• _Data items_:
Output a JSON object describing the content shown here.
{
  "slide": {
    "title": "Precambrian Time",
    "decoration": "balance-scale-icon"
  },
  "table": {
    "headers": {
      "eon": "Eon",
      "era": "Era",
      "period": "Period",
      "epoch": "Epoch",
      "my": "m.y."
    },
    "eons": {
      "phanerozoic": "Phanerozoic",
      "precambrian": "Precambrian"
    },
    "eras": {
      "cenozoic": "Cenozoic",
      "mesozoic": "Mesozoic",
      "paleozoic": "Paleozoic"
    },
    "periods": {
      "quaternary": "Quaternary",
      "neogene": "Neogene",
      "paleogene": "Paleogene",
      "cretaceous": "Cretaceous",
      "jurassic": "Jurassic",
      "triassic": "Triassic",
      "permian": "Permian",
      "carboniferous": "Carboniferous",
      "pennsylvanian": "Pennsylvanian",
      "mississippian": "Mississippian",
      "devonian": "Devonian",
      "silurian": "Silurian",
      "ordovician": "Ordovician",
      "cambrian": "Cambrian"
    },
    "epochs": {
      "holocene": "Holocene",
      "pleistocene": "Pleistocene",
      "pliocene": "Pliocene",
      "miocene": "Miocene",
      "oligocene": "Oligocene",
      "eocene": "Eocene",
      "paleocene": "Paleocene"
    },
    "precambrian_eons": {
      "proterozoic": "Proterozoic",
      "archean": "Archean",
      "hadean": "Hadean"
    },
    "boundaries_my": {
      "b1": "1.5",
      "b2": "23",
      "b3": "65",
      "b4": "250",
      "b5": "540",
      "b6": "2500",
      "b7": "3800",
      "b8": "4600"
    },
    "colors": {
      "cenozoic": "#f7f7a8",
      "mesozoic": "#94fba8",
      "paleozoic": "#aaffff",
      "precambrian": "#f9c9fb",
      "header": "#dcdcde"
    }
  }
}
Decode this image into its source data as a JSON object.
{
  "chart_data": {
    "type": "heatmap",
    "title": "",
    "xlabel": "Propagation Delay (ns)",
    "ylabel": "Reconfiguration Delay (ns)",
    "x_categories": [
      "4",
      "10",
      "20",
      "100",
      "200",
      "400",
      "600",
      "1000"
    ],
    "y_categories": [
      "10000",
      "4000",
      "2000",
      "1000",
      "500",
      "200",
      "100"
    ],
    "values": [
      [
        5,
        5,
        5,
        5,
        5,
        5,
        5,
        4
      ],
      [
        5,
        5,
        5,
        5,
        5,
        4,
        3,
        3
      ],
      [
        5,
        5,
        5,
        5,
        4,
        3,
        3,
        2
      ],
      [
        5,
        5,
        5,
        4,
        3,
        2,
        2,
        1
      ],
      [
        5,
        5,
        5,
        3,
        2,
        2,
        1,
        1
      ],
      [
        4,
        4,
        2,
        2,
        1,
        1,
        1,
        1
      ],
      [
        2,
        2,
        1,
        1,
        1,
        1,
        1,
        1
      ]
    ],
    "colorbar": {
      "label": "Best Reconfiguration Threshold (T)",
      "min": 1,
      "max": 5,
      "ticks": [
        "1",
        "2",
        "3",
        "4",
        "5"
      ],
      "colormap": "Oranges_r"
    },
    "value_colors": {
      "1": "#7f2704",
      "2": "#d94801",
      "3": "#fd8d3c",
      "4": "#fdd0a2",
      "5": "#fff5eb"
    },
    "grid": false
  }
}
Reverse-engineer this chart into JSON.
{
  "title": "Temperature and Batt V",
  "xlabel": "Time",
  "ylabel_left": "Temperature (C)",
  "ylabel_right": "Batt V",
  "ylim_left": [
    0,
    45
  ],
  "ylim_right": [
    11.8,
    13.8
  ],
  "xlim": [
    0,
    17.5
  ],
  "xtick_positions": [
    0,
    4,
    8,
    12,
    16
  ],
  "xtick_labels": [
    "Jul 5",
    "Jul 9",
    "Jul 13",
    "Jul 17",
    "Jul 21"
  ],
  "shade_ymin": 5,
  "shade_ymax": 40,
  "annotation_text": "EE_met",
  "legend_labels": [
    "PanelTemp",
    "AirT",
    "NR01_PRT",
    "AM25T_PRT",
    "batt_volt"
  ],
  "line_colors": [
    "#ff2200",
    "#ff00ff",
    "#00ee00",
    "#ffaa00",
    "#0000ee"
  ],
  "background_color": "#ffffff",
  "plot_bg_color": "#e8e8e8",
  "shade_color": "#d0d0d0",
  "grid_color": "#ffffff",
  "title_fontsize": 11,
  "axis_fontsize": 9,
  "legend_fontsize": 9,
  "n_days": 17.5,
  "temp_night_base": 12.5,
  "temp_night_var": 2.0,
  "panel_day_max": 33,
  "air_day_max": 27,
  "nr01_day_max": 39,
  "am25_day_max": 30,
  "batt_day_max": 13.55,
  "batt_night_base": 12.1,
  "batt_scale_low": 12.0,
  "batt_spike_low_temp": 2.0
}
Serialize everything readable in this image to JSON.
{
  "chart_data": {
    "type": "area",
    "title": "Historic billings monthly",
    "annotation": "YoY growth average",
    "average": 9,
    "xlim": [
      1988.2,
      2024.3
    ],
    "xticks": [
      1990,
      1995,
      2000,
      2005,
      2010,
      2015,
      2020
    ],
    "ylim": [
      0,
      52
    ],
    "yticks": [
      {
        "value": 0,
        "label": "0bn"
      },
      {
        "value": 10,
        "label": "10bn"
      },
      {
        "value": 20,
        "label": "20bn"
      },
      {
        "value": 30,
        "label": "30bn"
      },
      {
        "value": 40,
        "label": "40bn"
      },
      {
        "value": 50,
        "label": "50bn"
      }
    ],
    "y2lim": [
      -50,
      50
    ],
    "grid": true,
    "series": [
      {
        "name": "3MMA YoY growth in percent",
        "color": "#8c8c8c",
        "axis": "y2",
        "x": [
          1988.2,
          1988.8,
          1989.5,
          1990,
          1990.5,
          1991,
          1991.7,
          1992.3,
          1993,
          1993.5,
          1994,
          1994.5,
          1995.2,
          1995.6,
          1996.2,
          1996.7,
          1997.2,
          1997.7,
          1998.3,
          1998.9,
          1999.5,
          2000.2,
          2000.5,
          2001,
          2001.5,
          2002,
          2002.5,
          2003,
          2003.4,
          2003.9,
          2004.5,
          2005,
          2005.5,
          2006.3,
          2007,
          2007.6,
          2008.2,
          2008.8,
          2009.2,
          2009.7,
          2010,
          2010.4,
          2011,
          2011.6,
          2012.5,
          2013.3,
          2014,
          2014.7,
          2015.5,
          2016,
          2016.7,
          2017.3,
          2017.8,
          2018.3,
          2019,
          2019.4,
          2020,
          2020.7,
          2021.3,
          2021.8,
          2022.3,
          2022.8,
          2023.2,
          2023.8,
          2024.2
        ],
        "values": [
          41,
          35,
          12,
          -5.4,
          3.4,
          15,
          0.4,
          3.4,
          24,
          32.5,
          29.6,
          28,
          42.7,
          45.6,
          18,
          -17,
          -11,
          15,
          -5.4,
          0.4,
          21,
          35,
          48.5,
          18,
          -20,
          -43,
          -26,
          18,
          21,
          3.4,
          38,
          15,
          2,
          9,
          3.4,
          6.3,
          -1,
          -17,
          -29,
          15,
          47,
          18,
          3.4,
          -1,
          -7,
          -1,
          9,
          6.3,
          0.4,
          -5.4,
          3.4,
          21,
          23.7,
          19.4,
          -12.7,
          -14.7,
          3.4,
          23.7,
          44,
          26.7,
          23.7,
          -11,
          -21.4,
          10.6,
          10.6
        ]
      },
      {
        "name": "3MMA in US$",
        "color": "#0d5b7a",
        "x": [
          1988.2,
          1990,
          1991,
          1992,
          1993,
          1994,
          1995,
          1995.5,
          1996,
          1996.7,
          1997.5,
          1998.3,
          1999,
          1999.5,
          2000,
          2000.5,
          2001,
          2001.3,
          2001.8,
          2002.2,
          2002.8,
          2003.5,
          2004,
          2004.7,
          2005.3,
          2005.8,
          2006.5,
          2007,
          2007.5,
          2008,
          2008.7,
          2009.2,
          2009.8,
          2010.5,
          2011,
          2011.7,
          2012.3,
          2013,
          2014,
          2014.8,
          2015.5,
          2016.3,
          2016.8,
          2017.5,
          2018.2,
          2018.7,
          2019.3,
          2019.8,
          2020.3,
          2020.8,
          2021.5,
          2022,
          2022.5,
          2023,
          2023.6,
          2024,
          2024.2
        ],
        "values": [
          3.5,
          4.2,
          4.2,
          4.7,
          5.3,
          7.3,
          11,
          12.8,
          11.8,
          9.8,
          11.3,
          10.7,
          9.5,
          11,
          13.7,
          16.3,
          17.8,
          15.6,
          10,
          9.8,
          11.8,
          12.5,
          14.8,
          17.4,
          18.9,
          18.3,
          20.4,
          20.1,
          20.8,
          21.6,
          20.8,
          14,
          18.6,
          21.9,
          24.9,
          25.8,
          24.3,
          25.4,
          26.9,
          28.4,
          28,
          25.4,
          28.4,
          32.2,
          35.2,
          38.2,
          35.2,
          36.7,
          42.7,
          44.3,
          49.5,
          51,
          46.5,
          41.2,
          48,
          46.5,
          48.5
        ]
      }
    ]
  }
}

• _Instructions for the task_:
How many of the lines above hold "ffffff"? Answer with only the number.

• _Solution for this task_:
2